▶ [Passage]

Skip to content

adp12/CourseProject

 
 

Repository files navigation

CS_410 CourseProject

Team AHR


Members

● Anthony Petrotte ([email protected])

● Hrishikesh Deshmukh ([email protected])

● Rahul Jonnalagadda ([email protected])


Project Deliverables

All project deliverables are located in the deliverables folder.

Link to Software Usage Tutorial Presentation


Description

The goal of our project is firstly, to analyze the financial news cycle in different time intervals to create a time interval sentiment metric on particular global securities. Secondly, we would compile the intermediate sentiment results during the metric calculation into a time series dataset that can be compared to price movement in the underlying security. This dataset would potentially have many uses, including the possibility to aid in identifying securities driven by trades focused around the new cycle. Another interesting use could be to identifying securities that are more prone to volatility from volume in individual (and potentially more naïve) investors trading in a more impulsive/emotional manner due to recently read information.

▶ [Input data]
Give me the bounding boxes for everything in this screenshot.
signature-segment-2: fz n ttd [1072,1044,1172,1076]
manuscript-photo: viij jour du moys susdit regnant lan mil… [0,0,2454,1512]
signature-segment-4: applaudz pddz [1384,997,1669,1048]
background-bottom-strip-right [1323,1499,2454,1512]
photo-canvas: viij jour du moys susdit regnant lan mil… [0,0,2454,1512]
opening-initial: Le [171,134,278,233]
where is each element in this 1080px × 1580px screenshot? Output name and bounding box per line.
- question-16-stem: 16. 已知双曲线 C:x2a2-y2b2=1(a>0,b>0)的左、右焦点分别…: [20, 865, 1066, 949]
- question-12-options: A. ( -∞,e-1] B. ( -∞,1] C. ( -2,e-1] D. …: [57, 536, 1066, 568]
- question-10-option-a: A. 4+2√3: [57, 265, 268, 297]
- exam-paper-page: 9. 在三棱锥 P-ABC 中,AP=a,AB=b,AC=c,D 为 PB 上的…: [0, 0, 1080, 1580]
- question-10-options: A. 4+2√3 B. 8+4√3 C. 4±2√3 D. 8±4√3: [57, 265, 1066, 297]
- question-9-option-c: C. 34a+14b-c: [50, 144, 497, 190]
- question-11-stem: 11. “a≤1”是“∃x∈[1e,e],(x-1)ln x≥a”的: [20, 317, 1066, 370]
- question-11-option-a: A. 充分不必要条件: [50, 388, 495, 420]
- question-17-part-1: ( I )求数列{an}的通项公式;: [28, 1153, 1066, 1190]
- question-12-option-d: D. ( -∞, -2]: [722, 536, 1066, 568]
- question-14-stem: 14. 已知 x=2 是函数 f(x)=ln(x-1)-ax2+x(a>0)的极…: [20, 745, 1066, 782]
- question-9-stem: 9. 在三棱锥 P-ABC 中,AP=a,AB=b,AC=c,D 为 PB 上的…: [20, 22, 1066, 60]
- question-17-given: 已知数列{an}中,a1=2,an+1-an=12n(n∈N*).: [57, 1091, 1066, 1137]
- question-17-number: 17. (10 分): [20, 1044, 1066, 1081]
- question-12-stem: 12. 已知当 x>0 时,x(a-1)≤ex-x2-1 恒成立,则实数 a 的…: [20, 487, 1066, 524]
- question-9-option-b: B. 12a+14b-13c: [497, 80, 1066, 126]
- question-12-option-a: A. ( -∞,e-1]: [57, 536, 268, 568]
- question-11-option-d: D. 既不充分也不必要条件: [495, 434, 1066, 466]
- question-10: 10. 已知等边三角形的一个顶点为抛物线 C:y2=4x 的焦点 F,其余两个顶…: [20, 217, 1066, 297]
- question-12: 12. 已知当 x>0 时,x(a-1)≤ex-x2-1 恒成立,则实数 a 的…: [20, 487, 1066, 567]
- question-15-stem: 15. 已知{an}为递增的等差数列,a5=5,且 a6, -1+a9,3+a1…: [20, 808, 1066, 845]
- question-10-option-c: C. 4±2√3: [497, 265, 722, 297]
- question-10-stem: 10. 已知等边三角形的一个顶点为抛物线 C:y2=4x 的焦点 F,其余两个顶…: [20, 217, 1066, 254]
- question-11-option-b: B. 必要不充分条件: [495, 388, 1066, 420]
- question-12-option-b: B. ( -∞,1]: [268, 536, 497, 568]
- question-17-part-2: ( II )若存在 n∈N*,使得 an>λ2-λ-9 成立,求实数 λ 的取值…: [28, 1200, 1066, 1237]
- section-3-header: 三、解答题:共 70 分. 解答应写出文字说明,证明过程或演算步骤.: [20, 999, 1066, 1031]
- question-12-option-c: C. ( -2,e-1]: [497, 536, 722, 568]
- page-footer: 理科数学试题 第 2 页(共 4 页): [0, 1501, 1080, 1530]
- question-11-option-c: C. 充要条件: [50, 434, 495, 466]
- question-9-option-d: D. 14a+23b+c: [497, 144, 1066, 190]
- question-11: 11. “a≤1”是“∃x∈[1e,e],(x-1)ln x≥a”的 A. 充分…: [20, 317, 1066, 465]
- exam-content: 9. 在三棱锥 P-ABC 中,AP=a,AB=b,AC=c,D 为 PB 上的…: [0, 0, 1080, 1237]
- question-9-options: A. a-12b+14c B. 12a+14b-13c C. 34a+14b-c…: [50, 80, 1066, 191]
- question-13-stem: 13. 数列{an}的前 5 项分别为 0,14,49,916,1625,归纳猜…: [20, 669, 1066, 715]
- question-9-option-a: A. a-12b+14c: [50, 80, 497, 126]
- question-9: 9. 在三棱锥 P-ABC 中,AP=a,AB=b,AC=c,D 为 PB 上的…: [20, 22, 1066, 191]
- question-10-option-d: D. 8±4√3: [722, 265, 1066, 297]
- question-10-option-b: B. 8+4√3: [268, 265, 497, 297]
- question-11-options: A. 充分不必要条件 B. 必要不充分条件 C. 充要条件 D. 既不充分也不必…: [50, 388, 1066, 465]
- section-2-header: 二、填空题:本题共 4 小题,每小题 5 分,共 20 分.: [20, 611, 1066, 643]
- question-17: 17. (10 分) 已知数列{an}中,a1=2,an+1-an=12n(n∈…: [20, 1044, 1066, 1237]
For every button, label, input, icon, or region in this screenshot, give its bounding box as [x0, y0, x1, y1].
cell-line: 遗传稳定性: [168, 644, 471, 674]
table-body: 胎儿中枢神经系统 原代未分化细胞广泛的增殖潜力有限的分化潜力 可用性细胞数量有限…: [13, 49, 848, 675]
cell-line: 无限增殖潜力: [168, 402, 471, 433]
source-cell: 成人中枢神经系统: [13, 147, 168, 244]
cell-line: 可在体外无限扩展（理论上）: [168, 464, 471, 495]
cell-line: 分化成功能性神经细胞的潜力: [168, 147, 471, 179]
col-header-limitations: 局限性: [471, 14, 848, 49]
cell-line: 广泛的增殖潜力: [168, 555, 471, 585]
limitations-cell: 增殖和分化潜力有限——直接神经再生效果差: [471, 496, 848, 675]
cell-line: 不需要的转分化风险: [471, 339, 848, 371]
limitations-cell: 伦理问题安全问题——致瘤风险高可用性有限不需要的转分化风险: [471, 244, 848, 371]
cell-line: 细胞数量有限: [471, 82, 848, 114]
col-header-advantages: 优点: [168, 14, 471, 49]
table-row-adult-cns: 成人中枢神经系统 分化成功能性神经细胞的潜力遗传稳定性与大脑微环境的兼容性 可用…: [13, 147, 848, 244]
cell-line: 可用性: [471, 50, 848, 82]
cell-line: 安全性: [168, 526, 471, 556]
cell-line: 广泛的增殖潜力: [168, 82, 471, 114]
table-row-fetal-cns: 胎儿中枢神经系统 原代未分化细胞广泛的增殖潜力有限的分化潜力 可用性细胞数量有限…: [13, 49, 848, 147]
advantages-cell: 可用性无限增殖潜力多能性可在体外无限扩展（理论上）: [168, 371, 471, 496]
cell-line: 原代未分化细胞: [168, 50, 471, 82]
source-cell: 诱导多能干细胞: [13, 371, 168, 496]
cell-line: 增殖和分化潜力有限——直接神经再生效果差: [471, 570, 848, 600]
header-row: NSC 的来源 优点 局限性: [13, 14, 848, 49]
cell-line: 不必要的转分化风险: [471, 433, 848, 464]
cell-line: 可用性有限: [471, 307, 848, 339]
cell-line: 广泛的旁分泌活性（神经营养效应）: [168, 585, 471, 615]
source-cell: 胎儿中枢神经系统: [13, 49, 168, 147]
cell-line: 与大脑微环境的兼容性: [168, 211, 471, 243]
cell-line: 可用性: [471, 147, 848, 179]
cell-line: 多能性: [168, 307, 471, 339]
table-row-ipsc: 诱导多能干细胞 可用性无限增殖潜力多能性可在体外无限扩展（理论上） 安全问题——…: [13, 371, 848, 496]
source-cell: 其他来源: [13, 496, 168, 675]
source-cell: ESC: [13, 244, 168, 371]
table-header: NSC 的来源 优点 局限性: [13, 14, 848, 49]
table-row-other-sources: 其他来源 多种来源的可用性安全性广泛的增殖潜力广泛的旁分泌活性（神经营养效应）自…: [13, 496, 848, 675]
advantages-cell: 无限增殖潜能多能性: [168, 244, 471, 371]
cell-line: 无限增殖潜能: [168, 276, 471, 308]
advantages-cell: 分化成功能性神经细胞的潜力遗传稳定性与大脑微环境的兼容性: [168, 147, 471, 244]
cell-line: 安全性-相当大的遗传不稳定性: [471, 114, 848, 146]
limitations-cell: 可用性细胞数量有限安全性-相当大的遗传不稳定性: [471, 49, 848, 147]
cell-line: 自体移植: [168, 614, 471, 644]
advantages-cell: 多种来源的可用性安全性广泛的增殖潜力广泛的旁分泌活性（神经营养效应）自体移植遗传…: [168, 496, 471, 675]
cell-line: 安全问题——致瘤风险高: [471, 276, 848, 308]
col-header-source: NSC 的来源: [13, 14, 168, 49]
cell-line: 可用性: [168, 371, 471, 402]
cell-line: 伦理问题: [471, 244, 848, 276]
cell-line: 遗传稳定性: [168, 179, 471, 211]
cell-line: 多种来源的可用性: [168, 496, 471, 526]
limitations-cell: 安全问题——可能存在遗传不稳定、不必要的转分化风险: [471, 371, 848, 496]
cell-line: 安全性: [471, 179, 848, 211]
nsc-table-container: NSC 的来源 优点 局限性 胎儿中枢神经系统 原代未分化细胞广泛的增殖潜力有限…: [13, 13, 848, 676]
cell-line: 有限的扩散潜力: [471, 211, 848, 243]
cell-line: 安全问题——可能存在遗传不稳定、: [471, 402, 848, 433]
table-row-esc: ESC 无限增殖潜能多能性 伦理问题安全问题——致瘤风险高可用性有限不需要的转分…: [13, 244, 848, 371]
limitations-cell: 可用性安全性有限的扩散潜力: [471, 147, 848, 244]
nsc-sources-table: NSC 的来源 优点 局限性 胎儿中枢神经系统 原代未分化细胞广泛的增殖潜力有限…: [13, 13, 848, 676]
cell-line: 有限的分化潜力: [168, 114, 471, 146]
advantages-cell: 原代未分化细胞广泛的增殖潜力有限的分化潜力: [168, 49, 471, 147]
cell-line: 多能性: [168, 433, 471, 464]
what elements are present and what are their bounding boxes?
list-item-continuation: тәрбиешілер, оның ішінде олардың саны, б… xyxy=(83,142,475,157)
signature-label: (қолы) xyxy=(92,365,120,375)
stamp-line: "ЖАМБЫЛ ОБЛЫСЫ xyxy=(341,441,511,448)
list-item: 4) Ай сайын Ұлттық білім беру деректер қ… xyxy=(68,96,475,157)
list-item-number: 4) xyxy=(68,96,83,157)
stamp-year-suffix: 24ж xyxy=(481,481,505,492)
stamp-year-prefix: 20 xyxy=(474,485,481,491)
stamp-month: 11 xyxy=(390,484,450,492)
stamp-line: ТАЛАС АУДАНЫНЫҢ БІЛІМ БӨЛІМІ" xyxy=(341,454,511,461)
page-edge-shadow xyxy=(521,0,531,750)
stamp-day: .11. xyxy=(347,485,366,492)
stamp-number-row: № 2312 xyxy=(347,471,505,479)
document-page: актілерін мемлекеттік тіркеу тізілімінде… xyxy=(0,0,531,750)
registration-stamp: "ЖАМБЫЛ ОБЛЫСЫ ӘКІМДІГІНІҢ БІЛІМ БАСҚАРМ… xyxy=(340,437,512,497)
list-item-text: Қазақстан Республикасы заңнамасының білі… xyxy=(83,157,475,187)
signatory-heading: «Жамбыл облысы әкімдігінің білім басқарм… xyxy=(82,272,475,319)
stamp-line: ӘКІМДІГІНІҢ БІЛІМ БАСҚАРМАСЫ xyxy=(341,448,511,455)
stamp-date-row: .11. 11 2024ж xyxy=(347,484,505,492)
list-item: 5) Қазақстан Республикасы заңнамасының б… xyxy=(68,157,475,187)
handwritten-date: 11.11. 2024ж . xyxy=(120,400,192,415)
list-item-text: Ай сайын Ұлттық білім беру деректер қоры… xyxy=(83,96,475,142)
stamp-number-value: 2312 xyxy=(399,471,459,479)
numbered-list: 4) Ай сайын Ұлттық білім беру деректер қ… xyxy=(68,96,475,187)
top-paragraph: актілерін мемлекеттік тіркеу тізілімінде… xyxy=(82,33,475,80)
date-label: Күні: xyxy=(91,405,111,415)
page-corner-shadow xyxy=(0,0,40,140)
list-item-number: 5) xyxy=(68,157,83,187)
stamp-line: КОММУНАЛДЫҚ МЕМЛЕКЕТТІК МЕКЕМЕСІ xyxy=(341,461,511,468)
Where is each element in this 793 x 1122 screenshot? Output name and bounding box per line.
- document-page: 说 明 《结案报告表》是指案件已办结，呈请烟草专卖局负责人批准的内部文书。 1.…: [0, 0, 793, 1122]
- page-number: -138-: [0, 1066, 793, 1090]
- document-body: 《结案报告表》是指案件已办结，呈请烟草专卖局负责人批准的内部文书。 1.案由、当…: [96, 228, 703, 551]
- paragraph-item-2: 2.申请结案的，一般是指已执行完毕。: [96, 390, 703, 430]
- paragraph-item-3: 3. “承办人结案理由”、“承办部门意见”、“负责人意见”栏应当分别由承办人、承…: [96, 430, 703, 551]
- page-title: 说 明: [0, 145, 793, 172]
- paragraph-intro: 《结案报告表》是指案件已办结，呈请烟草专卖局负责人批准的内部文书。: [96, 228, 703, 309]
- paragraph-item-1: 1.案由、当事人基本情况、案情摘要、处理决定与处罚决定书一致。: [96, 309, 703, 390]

▶ [Required actions]
A. Reproduce the course project page in full, word for word.
B. In the records, take the part that opens with the first line and closes with the line containing "background-bottom-strip-right [1323,1499,2454,1512]". Write it out again with "manuscript-photo" replaced by "manuscript-scan" and everything else left unchanged.
The records have no connection to the course project page.

▶ [Responses by task]
A.
Skip to content

adp12/CourseProject

 
 

Repository files navigation

CS_410 CourseProject

Team AHR


Members

● Anthony Petrotte ([email protected])

● Hrishikesh Deshmukh ([email protected])

● Rahul Jonnalagadda ([email protected])


Project Deliverables

All project deliverables are located in the deliverables folder.

Link to Software Usage Tutorial Presentation


Description

The goal of our project is firstly, to analyze the financial news cycle in different time intervals to create a time interval sentiment metric on particular global securities. Secondly, we would compile the intermediate sentiment results during the metric calculation into a time series dataset that can be compared to price movement in the underlying security. This dataset would potentially have many uses, including the possibility to aid in identifying securities driven by trades focused around the new cycle. Another interesting use could be to identifying securities that are more prone to volatility from volume in individual (and potentially more naïve) investors trading in a more impulsive/emotional manner due to recently read information.

B.
Give me the bounding boxes for everything in this screenshot.
signature-segment-2: fz n ttd [1072,1044,1172,1076]
manuscript-scan: viij jour du moys susdit regnant lan mil… [0,0,2454,1512]
signature-segment-4: applaudz pddz [1384,997,1669,1048]
background-bottom-strip-right [1323,1499,2454,1512]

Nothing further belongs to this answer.